**Requirements**
From the data that follows, copy every line holding the string "JSON".

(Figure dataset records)
########################################

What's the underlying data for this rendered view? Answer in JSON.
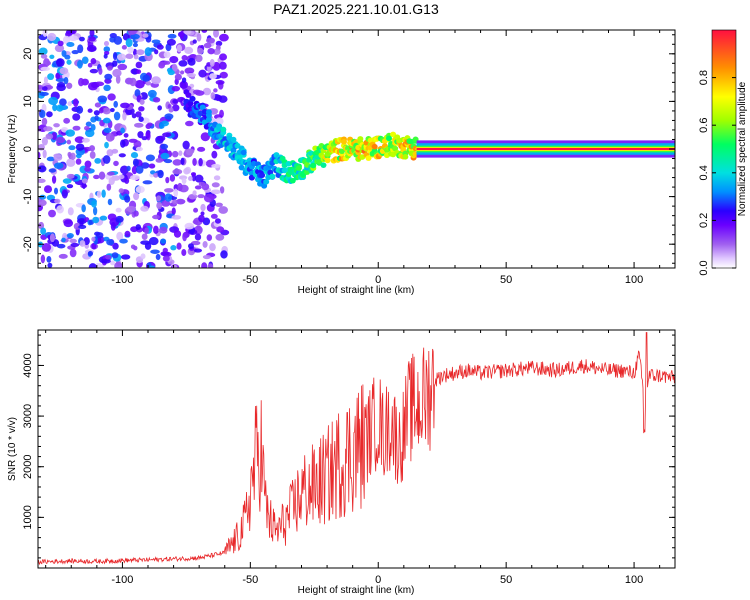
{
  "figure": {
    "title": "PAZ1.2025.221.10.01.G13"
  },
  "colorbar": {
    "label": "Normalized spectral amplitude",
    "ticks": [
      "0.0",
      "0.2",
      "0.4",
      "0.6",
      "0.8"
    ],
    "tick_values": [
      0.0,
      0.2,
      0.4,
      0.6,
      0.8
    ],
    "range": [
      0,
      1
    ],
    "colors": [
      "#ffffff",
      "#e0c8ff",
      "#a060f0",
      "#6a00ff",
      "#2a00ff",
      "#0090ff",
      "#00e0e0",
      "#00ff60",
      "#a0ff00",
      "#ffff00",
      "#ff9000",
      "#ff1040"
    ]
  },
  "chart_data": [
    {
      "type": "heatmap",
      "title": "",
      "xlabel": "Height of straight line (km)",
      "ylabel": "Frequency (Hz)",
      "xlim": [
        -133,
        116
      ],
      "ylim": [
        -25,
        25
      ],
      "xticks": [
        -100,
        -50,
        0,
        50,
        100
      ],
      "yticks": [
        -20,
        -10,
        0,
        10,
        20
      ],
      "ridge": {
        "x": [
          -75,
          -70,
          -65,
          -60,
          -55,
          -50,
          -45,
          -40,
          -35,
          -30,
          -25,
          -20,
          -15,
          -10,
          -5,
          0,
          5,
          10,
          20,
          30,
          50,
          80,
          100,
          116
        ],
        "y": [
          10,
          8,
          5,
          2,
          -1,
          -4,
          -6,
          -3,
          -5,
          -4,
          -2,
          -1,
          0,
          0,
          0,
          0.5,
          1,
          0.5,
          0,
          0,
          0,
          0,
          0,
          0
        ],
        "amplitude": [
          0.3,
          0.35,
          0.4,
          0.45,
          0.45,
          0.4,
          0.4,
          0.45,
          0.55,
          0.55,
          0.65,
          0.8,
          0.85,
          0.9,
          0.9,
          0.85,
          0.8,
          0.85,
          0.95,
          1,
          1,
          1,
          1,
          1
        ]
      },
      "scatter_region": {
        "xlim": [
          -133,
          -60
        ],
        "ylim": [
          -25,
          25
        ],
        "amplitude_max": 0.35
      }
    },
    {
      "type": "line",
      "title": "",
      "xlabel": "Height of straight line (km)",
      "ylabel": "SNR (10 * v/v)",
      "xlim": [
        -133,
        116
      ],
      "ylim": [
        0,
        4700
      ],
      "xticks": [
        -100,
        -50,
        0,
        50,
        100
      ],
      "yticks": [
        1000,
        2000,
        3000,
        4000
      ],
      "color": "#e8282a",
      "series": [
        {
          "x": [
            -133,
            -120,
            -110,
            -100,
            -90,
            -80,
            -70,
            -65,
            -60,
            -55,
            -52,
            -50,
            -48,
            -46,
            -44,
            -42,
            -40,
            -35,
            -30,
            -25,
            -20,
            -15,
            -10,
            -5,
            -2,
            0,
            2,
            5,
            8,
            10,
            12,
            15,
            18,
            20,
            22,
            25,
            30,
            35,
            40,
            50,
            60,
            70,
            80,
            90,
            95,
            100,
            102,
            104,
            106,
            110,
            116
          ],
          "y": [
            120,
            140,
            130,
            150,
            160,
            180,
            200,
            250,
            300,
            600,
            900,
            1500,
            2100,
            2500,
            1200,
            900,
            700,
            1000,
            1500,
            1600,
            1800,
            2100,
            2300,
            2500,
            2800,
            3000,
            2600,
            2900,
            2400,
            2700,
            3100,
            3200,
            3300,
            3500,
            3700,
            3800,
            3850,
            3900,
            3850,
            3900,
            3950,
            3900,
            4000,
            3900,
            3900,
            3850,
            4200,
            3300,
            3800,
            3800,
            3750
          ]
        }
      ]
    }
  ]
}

########################################

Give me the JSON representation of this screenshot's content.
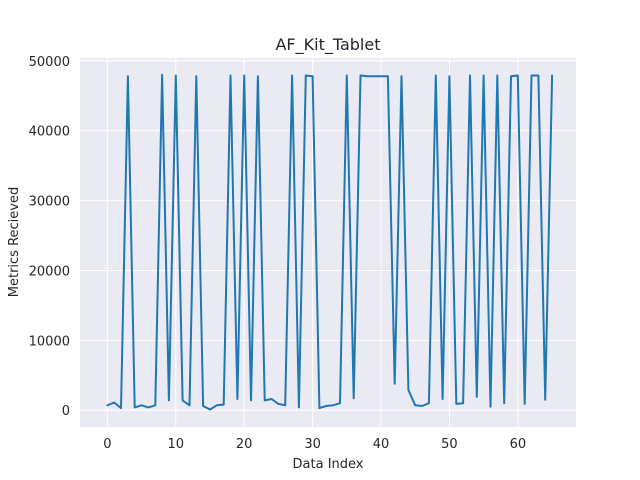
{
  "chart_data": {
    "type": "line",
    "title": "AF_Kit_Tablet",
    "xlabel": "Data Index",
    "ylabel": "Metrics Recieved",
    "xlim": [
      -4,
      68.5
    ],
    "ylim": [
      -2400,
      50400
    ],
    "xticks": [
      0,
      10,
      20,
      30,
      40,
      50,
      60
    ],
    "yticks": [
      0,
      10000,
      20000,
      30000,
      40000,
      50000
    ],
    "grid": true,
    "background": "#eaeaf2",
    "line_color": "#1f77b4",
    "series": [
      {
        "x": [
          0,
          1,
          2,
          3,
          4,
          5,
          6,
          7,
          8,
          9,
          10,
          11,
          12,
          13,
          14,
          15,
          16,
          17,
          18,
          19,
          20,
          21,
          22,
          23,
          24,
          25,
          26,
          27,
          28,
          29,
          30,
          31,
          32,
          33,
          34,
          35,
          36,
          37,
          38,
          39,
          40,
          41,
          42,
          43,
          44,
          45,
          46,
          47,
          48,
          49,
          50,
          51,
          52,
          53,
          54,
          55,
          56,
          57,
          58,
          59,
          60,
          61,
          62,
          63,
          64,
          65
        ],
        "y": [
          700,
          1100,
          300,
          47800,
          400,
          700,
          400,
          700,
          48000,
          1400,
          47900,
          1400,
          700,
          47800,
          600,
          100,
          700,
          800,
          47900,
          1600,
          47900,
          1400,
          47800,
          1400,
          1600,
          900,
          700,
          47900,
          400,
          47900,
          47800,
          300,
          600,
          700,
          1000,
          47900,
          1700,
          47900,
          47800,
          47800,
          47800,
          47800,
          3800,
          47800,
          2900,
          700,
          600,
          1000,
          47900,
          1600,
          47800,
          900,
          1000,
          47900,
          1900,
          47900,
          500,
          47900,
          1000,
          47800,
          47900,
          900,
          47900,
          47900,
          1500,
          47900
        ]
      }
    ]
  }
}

########################################

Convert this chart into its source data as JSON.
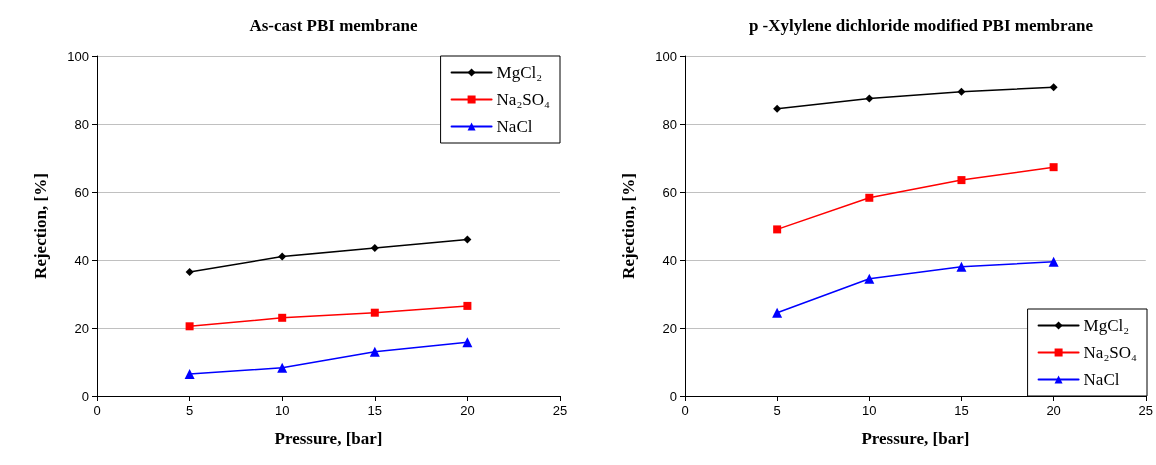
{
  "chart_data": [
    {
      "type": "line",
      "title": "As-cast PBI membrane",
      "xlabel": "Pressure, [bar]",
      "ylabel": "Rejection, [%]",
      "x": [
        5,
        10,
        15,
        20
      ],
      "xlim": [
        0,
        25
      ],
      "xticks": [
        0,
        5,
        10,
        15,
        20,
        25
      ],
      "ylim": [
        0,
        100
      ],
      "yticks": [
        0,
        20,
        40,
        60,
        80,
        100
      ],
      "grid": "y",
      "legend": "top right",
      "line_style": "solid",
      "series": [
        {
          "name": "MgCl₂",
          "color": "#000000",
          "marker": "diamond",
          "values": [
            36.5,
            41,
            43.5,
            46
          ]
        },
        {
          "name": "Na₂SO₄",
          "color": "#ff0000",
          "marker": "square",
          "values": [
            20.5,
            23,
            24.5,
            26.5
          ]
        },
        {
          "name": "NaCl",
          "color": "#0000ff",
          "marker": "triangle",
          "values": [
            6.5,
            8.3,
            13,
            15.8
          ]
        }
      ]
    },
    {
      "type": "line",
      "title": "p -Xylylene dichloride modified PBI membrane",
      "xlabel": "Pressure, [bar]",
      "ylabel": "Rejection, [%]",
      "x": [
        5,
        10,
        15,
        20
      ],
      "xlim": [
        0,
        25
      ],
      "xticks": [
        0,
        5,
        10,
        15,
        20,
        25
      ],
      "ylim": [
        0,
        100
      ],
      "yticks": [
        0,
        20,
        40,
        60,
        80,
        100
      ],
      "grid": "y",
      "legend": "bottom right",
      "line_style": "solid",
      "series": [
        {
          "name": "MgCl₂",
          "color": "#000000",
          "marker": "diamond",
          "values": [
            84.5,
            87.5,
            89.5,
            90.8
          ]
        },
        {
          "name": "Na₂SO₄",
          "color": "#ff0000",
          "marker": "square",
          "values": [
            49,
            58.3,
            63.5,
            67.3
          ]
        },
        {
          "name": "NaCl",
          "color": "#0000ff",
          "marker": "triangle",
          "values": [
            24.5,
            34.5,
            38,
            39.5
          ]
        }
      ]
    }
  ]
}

########################################

**Solution below**
What's the underlying data for this rendered view? Answer in JSON.
Give me the JSON representation of this screenshot's content.
Convert this chart into its source data as JSON.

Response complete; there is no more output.